▶ _EXERCISE DESCRIPTION_
Scan the records for the line containing "OCR this image."; extract it and all later lines, verbatim, through the end, and nothing before it.

◇ ◇ ◇ ◇

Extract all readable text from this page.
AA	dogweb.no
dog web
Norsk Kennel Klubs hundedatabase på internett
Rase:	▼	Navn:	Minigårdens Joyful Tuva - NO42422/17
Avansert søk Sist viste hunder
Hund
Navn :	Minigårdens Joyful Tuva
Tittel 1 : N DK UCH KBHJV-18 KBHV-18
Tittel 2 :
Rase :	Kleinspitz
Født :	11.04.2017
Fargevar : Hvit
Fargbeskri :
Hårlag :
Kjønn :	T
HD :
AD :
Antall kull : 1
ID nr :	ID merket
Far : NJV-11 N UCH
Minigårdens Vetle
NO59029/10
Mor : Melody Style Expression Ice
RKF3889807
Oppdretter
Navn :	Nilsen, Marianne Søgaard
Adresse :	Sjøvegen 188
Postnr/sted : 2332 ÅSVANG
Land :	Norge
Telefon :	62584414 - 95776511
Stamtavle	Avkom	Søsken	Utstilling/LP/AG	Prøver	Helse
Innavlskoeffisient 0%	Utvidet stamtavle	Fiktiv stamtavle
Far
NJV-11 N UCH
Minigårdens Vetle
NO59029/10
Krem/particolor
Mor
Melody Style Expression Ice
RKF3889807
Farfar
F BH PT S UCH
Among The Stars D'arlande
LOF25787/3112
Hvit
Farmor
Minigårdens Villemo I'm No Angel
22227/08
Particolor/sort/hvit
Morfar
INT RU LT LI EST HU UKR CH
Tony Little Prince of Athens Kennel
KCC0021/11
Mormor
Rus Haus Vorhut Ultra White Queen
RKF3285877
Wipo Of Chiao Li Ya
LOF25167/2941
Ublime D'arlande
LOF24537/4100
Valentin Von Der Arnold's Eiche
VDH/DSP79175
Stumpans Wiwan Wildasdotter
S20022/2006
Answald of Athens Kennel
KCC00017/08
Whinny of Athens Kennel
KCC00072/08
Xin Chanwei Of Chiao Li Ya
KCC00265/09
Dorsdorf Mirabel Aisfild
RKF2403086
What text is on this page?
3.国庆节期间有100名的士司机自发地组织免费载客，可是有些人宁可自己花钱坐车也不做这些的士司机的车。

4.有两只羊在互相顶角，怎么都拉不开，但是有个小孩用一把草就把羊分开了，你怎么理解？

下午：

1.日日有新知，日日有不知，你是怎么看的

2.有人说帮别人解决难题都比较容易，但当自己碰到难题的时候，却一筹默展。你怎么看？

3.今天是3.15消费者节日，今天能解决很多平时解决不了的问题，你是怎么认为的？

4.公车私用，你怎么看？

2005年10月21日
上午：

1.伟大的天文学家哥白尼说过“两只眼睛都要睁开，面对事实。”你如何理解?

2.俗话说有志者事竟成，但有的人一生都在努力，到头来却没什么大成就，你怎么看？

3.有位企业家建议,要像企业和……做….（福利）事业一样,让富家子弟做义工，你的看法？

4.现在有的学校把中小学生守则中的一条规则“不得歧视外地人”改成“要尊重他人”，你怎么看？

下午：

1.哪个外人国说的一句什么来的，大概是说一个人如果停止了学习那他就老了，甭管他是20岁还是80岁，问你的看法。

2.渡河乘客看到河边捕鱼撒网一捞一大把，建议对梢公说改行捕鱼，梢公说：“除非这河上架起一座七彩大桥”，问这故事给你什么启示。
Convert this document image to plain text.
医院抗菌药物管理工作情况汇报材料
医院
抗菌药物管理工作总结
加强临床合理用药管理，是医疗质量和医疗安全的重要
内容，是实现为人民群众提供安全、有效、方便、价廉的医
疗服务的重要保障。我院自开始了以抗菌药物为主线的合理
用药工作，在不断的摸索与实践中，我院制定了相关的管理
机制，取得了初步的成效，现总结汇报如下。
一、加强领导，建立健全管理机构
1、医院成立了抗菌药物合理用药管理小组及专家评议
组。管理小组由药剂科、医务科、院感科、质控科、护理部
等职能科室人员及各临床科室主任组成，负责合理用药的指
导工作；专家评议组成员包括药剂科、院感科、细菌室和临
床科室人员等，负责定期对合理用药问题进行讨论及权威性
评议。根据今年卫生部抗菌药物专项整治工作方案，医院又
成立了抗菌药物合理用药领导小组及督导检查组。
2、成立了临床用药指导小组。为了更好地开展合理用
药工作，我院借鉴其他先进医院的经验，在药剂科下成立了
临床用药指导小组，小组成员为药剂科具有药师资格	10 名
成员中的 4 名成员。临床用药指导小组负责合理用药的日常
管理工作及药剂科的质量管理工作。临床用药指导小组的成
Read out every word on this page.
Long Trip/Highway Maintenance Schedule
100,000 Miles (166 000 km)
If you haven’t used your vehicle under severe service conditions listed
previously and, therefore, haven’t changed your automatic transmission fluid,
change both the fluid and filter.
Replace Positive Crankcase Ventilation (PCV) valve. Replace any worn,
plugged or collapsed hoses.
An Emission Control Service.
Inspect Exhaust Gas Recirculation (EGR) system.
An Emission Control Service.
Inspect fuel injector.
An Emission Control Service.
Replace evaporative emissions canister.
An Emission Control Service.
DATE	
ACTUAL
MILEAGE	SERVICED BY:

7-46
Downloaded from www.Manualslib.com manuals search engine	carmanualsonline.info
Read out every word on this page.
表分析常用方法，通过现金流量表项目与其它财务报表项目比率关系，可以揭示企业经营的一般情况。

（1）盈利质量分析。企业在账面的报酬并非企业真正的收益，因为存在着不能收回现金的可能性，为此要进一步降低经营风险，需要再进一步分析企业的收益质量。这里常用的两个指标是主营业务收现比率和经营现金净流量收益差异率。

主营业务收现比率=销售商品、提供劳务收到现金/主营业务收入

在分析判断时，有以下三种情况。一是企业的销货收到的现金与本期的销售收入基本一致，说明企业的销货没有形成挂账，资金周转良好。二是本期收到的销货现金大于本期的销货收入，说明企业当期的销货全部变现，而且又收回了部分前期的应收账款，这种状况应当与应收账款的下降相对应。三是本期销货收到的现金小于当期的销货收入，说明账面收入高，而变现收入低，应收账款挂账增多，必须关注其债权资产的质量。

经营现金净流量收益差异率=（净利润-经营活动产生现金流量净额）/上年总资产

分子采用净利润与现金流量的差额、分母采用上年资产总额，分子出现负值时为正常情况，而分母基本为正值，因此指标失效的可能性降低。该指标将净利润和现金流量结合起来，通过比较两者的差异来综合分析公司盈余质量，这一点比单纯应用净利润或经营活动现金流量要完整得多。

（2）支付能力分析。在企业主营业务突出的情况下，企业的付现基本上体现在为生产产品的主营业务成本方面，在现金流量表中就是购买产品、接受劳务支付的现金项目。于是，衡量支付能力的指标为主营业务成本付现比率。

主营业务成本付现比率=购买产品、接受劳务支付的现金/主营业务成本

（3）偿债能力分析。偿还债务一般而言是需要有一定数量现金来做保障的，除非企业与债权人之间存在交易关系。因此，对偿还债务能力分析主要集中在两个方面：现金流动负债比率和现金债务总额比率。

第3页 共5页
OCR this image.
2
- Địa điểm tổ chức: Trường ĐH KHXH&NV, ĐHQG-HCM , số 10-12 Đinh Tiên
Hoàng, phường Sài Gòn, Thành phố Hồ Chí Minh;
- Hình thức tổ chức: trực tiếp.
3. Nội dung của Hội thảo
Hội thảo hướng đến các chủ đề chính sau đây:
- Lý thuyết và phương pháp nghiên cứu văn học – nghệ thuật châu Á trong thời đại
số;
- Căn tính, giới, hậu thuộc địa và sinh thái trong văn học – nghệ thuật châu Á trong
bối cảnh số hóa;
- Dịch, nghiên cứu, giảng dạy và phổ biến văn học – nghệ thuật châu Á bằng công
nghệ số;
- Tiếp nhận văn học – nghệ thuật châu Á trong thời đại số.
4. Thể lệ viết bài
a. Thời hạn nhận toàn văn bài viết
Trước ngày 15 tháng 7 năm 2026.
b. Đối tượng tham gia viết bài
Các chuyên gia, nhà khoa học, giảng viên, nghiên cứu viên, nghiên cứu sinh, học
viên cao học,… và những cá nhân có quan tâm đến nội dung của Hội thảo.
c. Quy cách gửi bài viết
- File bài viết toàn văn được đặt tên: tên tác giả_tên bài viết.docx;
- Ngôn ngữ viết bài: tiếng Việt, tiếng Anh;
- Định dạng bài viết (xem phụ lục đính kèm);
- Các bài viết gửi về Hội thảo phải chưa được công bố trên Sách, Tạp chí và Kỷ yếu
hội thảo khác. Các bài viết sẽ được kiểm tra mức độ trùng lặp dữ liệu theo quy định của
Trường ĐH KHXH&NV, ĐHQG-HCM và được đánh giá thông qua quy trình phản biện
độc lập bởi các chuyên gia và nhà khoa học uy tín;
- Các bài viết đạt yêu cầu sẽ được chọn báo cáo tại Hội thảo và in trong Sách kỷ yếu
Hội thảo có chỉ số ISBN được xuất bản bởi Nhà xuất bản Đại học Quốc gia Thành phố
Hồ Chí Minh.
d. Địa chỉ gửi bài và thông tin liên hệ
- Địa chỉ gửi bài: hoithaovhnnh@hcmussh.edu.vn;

◇ ◇ ◇ ◇

▶ _RESULT OF THE EXERCISE_
OCR this image.
2
- Địa điểm tổ chức: Trường ĐH KHXH&NV, ĐHQG-HCM , số 10-12 Đinh Tiên
Hoàng, phường Sài Gòn, Thành phố Hồ Chí Minh;
- Hình thức tổ chức: trực tiếp.
3. Nội dung của Hội thảo
Hội thảo hướng đến các chủ đề chính sau đây:
- Lý thuyết và phương pháp nghiên cứu văn học – nghệ thuật châu Á trong thời đại
số;
- Căn tính, giới, hậu thuộc địa và sinh thái trong văn học – nghệ thuật châu Á trong
bối cảnh số hóa;
- Dịch, nghiên cứu, giảng dạy và phổ biến văn học – nghệ thuật châu Á bằng công
nghệ số;
- Tiếp nhận văn học – nghệ thuật châu Á trong thời đại số.
4. Thể lệ viết bài
a. Thời hạn nhận toàn văn bài viết
Trước ngày 15 tháng 7 năm 2026.
b. Đối tượng tham gia viết bài
Các chuyên gia, nhà khoa học, giảng viên, nghiên cứu viên, nghiên cứu sinh, học
viên cao học,… và những cá nhân có quan tâm đến nội dung của Hội thảo.
c. Quy cách gửi bài viết
- File bài viết toàn văn được đặt tên: tên tác giả_tên bài viết.docx;
- Ngôn ngữ viết bài: tiếng Việt, tiếng Anh;
- Định dạng bài viết (xem phụ lục đính kèm);
- Các bài viết gửi về Hội thảo phải chưa được công bố trên Sách, Tạp chí và Kỷ yếu
hội thảo khác. Các bài viết sẽ được kiểm tra mức độ trùng lặp dữ liệu theo quy định của
Trường ĐH KHXH&NV, ĐHQG-HCM và được đánh giá thông qua quy trình phản biện
độc lập bởi các chuyên gia và nhà khoa học uy tín;
- Các bài viết đạt yêu cầu sẽ được chọn báo cáo tại Hội thảo và in trong Sách kỷ yếu
Hội thảo có chỉ số ISBN được xuất bản bởi Nhà xuất bản Đại học Quốc gia Thành phố
Hồ Chí Minh.
d. Địa chỉ gửi bài và thông tin liên hệ
- Địa chỉ gửi bài: hoithaovhnnh@hcmussh.edu.vn;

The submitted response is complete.